start Records for the exercise

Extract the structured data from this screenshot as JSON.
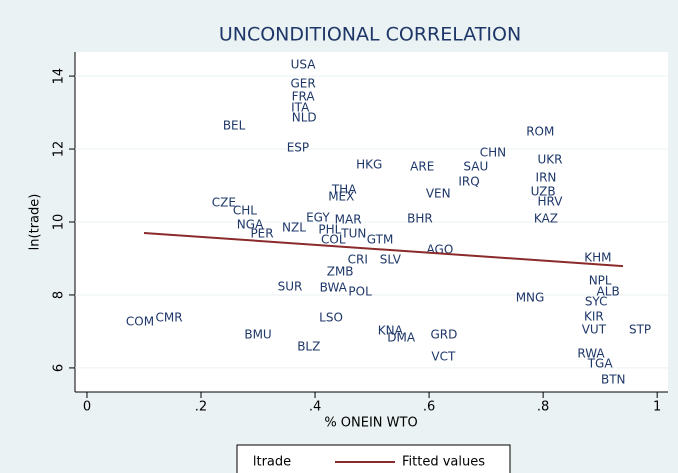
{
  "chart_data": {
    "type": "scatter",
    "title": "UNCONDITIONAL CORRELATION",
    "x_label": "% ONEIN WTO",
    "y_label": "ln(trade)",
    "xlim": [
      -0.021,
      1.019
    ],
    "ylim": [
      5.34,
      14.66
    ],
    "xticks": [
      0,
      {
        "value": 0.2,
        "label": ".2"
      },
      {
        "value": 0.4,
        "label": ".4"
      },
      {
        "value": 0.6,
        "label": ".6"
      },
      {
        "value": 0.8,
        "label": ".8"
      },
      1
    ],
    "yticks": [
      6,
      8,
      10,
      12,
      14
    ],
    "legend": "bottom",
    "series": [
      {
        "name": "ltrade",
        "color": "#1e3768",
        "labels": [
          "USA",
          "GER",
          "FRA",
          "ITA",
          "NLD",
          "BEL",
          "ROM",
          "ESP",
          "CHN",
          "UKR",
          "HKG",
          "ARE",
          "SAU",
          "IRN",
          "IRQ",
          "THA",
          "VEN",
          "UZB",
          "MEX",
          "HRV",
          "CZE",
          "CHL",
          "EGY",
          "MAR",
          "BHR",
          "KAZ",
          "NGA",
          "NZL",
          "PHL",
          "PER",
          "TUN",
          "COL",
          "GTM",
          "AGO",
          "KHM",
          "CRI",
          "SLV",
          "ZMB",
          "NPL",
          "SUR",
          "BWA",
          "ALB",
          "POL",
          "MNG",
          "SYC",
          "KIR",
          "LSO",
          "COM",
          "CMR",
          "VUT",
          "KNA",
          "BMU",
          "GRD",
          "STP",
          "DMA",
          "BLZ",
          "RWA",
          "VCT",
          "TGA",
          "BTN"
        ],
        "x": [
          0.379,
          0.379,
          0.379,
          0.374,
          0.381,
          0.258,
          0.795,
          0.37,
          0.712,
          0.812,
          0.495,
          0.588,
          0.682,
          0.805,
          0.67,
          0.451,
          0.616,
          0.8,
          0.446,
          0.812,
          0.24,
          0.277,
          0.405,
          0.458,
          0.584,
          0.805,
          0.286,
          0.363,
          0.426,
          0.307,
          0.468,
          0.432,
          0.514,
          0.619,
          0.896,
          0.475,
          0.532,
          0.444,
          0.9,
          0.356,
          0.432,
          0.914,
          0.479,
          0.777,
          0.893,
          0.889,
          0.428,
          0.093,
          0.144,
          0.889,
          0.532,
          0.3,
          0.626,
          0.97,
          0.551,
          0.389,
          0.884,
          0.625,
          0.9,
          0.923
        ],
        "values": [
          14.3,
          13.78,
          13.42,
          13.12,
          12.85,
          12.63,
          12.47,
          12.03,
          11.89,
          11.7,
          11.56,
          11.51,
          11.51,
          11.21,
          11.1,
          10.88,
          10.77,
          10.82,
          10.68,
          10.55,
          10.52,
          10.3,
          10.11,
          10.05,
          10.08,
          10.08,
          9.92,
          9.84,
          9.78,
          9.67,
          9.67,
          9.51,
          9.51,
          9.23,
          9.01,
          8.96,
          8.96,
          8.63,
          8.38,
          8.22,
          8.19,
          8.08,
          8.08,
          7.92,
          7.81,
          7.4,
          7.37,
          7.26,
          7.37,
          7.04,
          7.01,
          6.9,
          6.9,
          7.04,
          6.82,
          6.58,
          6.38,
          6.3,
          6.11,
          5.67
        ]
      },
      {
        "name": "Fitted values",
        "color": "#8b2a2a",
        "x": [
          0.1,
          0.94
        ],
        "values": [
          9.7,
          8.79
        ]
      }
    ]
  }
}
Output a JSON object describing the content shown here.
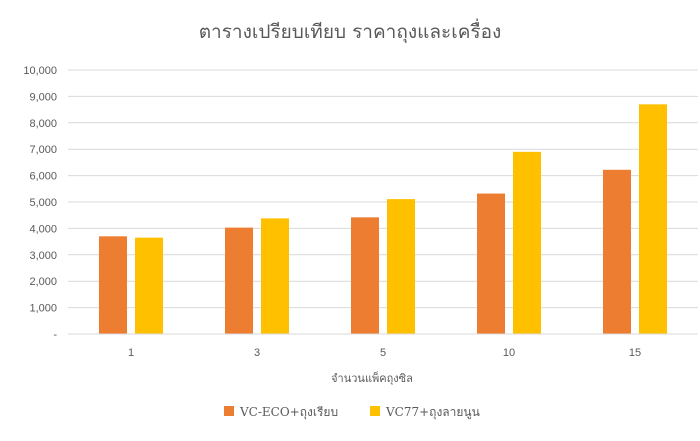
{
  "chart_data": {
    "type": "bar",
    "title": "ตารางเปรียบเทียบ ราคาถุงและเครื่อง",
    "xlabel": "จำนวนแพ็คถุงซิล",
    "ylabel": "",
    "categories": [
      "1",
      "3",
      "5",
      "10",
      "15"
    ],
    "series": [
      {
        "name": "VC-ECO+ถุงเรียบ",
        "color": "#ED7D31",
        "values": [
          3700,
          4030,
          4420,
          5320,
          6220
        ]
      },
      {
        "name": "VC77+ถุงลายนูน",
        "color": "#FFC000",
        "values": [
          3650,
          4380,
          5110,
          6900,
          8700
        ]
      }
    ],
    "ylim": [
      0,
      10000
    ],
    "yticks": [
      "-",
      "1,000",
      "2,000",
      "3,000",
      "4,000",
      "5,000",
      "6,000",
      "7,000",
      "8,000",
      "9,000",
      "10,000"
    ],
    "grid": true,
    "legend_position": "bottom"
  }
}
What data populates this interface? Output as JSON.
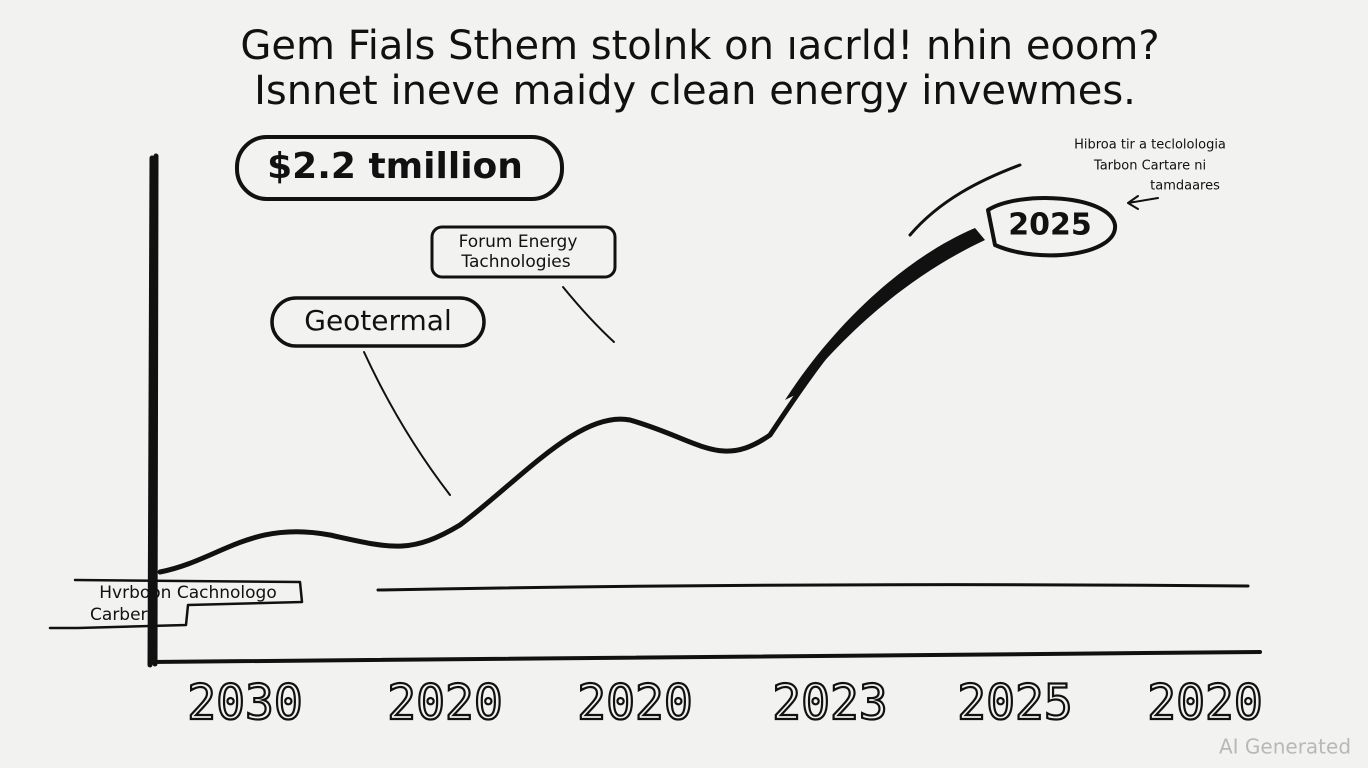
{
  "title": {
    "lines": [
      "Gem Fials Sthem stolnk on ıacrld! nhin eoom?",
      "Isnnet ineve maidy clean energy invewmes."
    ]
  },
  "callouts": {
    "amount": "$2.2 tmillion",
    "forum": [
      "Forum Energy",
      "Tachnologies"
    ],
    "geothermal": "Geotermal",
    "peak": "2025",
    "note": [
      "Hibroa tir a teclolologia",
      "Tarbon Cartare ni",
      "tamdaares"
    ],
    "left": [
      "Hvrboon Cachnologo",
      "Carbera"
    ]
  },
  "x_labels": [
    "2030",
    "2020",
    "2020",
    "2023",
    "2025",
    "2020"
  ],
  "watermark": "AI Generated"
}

end Records for the exercise
start Records for the exercise

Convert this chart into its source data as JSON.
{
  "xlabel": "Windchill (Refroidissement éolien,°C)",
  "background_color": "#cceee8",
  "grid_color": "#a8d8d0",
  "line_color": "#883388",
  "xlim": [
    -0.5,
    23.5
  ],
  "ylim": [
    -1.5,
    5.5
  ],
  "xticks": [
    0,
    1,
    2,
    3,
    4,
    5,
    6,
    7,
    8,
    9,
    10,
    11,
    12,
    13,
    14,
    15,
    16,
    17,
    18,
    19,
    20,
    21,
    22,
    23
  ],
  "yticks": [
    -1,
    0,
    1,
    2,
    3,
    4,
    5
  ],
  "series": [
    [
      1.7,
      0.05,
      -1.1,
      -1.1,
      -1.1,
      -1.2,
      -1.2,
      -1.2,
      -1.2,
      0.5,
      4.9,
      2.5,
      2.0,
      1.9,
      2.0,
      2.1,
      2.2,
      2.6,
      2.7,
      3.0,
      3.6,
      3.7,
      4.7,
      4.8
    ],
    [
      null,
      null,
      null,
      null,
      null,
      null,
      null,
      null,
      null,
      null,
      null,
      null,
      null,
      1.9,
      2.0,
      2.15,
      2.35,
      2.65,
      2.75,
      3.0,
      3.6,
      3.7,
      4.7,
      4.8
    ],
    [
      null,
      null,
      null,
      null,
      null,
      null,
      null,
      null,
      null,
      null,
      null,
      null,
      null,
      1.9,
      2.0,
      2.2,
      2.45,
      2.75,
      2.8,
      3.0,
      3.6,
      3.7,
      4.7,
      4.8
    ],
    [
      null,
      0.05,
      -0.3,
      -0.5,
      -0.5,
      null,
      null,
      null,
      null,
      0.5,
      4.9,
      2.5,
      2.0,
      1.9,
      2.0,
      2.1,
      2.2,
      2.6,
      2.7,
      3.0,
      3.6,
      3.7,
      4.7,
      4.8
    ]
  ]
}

end Records for the exercise
start Records for the exercise

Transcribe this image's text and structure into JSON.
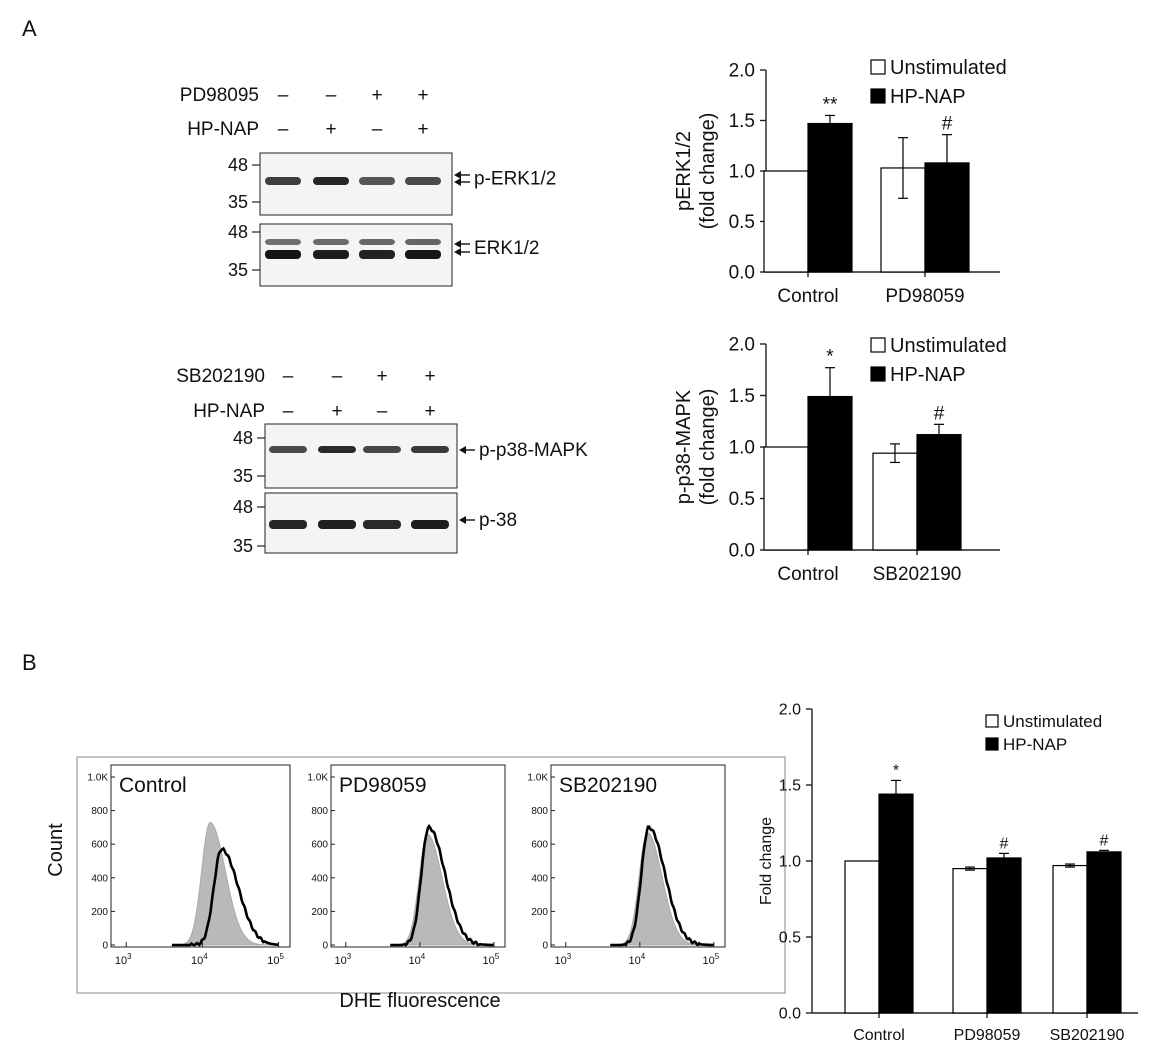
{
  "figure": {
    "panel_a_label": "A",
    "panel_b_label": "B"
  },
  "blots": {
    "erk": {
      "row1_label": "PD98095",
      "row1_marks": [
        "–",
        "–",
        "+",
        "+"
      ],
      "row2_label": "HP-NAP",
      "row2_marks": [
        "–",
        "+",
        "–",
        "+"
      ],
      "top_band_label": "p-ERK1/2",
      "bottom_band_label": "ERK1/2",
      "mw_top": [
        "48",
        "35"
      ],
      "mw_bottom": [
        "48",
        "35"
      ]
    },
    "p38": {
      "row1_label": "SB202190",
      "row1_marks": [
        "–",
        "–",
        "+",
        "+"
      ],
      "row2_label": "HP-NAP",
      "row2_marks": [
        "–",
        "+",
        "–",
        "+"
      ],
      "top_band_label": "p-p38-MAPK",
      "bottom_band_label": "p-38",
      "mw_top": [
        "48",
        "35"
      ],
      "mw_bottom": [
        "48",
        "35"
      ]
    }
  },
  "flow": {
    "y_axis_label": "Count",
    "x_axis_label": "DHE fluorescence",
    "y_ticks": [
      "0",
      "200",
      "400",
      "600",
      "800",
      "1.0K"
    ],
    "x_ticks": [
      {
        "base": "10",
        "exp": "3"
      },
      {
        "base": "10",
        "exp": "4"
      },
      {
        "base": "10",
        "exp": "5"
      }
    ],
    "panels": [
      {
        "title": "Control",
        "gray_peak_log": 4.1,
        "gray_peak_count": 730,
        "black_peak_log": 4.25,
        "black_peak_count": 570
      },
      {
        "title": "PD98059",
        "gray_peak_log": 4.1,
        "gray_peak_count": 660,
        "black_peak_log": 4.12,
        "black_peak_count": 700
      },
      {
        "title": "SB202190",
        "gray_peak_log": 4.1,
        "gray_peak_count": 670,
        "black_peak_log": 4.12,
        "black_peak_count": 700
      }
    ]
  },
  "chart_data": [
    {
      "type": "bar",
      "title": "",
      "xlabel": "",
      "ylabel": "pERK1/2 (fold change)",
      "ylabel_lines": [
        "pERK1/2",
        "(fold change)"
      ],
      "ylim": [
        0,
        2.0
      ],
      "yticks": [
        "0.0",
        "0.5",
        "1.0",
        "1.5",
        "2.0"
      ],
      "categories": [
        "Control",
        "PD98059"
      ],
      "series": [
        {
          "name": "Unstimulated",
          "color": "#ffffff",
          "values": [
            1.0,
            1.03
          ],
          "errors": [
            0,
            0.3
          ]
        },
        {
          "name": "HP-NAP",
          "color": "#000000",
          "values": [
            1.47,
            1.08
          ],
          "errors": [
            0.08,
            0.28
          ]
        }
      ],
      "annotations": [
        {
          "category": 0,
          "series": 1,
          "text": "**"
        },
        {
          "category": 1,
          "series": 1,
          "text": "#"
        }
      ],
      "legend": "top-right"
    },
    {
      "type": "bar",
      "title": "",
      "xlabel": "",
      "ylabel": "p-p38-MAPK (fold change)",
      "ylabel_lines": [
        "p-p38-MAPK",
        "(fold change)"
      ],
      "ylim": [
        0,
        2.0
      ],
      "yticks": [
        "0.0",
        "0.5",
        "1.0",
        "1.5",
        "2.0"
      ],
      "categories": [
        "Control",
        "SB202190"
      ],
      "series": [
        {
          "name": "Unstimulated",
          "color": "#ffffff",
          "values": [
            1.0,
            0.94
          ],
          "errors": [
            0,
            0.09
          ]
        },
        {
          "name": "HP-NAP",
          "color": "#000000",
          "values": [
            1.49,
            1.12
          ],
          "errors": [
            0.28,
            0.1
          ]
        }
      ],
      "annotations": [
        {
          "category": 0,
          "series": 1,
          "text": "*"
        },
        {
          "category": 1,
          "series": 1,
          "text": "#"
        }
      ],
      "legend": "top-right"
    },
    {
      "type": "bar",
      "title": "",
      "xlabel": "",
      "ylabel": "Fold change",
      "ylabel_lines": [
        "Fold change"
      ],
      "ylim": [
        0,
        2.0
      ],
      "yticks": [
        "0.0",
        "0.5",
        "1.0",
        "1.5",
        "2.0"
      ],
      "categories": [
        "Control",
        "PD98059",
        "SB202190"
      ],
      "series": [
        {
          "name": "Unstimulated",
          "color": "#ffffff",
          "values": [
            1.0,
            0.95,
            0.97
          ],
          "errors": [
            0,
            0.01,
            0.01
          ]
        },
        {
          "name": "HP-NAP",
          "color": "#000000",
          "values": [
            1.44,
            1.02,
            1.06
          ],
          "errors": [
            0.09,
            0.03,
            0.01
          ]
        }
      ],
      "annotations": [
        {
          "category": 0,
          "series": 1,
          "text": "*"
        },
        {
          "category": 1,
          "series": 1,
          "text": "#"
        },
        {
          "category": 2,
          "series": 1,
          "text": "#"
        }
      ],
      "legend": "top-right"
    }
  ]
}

end Records for the exercise

Above are several records. Count the lines among them that contain "MAPK" and give only the total.

3